Data entries for graphics:
=-=-=-=-=

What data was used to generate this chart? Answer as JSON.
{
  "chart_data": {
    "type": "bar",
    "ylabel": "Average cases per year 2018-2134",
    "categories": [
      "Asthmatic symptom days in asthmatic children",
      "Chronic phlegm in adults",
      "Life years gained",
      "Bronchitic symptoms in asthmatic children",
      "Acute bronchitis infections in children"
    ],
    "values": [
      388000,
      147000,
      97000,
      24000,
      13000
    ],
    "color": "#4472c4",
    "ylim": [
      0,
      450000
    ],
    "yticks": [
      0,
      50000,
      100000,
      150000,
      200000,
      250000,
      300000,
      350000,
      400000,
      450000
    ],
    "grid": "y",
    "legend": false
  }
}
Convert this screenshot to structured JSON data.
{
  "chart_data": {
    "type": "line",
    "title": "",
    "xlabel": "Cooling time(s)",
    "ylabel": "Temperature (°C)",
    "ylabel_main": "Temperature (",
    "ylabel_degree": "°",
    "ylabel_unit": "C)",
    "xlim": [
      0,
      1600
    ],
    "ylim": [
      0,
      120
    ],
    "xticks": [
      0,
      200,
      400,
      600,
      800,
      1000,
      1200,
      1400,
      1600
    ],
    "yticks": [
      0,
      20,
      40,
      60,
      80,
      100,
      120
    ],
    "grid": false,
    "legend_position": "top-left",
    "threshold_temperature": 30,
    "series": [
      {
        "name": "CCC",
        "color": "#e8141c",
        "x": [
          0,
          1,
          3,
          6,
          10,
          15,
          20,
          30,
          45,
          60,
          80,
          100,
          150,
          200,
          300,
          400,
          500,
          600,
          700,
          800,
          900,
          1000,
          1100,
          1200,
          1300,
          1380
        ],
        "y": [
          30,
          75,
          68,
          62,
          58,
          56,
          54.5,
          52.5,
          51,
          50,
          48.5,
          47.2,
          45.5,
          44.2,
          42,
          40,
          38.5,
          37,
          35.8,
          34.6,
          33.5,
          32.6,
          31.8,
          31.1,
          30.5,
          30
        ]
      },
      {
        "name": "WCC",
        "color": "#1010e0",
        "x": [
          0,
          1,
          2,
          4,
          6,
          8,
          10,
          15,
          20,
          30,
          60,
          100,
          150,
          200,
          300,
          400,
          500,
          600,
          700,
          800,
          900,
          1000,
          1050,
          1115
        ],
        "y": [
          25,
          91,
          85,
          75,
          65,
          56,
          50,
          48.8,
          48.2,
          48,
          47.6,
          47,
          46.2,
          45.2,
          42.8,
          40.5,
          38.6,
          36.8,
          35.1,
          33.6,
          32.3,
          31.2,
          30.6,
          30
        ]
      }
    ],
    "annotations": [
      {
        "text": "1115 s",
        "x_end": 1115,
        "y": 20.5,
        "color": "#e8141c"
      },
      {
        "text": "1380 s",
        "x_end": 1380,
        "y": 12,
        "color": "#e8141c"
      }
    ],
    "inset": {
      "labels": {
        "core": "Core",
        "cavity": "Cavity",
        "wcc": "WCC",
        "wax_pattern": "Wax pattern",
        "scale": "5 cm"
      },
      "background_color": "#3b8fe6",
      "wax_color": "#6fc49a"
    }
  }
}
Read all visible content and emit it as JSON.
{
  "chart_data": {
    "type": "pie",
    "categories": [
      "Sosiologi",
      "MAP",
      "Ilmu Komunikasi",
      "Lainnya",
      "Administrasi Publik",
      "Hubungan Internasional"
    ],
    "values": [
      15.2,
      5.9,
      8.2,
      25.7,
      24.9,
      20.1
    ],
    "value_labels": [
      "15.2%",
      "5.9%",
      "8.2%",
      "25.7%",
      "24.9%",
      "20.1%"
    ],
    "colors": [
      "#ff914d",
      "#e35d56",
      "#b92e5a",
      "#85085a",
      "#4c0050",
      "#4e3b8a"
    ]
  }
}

=-=-=-=-=

Scan the listing above. Gather each line that contains the word "JSON".

### Answer for this exercise
What data was used to generate this chart? Answer as JSON.
Convert this screenshot to structured JSON data.
Read all visible content and emit it as JSON.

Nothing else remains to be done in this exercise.